_TASK TO COMPLETE_: In the records below, find each line with the word "eines" and copy it.

:::

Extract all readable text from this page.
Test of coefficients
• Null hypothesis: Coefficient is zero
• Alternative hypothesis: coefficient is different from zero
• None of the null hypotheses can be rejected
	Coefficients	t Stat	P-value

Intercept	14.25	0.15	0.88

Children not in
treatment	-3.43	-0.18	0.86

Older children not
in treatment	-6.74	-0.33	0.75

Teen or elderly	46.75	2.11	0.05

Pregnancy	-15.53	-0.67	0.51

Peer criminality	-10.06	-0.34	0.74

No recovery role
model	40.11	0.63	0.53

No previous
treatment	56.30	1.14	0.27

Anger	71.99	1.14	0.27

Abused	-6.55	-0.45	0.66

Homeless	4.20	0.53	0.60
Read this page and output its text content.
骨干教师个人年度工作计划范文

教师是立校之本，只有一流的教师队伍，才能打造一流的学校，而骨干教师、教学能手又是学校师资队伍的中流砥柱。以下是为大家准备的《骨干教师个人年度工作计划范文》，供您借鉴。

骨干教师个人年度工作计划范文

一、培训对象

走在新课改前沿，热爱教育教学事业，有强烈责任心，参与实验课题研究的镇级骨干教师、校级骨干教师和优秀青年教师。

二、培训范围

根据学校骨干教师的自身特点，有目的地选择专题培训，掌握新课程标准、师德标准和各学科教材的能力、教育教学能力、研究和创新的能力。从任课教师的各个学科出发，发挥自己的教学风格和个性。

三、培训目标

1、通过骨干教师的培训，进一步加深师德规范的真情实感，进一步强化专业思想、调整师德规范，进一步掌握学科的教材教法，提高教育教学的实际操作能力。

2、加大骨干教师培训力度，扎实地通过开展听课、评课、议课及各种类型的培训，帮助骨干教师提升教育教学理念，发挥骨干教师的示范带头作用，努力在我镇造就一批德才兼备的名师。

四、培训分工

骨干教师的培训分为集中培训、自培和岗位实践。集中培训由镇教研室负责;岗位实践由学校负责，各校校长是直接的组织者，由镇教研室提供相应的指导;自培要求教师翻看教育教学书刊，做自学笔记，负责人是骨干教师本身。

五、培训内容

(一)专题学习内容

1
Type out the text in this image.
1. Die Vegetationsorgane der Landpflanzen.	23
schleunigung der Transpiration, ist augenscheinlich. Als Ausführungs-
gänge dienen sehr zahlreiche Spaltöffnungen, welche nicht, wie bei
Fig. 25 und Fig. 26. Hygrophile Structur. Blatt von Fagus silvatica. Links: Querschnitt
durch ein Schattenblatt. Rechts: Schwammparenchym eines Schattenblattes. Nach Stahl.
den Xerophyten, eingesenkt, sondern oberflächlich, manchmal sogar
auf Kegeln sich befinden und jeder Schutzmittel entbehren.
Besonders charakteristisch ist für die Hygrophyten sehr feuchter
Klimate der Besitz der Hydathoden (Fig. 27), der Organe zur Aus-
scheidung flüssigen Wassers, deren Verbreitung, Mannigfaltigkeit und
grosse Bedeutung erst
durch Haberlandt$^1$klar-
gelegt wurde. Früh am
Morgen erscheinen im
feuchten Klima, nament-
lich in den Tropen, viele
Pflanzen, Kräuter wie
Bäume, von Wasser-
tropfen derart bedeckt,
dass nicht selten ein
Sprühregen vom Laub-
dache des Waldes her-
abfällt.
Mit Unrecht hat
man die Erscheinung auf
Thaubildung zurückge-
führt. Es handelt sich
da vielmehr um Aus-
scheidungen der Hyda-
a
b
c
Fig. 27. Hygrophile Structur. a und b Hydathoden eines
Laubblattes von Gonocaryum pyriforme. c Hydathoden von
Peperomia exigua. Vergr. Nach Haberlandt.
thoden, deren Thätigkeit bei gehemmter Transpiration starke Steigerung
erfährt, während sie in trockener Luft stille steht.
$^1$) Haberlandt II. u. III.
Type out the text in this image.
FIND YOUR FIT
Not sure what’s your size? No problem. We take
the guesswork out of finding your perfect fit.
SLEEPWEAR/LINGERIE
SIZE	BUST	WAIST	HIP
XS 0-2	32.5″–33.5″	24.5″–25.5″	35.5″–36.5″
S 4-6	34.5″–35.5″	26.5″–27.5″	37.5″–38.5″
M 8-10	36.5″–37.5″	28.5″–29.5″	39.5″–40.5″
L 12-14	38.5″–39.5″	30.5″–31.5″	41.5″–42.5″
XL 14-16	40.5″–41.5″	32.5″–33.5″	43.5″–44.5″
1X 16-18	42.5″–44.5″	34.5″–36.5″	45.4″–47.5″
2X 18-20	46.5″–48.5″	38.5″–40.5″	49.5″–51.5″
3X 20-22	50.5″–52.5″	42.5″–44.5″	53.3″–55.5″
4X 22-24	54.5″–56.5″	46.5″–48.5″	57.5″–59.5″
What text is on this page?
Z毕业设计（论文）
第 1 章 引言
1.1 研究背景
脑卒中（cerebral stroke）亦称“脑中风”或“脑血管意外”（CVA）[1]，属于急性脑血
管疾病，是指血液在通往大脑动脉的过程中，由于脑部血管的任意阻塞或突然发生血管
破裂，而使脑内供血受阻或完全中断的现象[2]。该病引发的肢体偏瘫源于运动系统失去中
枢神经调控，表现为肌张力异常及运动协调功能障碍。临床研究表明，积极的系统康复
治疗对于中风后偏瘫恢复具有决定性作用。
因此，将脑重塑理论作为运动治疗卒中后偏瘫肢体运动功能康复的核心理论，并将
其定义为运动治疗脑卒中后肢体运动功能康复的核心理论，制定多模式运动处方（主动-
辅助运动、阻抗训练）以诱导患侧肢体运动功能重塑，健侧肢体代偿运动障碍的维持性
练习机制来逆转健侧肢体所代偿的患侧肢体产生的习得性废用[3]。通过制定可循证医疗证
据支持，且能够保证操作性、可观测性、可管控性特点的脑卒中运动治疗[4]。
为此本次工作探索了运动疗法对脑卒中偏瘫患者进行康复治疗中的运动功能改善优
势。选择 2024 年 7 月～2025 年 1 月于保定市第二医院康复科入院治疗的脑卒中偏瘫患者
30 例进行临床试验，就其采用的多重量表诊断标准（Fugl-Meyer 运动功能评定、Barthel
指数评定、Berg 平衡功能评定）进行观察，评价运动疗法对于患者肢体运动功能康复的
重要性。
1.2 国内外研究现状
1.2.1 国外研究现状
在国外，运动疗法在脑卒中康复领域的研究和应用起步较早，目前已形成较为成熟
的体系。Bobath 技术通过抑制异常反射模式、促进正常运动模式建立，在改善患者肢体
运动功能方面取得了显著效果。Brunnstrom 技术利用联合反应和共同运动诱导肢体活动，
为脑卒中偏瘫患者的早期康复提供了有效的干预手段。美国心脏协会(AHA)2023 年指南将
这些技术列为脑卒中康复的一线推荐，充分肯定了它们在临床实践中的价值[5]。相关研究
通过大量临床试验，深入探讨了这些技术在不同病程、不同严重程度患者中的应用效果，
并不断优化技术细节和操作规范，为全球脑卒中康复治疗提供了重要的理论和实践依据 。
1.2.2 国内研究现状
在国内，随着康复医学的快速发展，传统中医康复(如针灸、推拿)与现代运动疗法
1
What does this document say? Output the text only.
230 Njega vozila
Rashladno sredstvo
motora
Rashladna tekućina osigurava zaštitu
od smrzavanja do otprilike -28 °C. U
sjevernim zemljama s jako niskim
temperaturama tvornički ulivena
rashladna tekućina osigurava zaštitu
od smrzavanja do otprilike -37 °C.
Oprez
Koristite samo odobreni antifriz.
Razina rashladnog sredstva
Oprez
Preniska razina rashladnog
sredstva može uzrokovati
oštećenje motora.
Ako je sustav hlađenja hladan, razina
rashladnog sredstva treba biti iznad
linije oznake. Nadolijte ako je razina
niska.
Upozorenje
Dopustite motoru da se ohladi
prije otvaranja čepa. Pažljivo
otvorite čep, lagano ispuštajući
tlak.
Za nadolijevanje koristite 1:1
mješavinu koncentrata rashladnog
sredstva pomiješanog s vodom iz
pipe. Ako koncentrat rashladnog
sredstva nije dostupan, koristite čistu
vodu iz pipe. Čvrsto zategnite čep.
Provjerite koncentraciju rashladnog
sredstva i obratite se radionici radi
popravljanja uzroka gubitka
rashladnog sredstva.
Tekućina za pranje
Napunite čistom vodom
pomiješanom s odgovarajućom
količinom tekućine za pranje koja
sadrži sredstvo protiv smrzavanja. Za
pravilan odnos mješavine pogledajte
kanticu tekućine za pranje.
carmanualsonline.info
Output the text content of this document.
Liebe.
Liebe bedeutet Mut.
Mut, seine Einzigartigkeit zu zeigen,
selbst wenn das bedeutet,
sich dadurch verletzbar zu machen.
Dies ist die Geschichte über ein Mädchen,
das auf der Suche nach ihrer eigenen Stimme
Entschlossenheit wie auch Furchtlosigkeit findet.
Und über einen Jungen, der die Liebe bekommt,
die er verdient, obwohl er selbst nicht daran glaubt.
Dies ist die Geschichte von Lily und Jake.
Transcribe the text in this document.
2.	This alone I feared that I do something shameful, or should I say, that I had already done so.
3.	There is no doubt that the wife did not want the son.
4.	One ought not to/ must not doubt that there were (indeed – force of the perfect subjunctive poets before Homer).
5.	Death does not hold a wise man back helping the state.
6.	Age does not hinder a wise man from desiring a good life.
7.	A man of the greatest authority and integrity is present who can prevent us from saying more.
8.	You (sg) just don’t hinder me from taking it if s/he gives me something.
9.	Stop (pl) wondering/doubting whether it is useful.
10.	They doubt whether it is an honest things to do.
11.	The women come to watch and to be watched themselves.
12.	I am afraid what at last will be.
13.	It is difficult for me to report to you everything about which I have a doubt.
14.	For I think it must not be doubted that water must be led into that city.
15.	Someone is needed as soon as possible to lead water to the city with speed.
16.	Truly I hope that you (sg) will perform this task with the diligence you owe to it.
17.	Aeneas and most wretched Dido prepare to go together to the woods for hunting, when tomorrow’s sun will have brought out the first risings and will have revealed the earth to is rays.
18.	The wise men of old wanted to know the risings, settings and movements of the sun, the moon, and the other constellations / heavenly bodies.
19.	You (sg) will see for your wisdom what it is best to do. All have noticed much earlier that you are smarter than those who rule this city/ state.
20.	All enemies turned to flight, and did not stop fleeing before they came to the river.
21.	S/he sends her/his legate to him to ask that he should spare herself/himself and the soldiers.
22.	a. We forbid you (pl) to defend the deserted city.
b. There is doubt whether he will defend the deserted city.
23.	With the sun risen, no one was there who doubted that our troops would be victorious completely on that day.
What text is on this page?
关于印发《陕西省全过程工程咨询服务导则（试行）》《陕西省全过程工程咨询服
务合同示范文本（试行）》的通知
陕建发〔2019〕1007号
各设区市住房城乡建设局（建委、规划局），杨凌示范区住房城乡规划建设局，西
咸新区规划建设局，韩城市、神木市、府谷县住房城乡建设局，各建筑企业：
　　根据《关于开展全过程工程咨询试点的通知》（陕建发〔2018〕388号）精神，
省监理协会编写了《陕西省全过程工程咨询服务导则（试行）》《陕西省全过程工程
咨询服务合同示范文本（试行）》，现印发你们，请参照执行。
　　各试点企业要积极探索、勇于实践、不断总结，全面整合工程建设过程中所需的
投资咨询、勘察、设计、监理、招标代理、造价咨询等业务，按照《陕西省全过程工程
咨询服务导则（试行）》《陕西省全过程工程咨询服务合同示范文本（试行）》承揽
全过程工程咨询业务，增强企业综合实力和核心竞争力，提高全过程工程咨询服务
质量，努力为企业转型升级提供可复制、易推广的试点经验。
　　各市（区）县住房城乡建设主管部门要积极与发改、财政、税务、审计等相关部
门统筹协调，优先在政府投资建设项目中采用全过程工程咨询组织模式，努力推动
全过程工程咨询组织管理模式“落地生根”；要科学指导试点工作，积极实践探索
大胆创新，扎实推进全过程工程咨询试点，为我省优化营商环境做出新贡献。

:::

_RESULT OF THE TASK_:
durch ein Schattenblatt. Rechts: Schwammparenchym eines Schattenblattes. Nach Stahl.
Fig. 27. Hygrophile Structur. a und b Hydathoden eines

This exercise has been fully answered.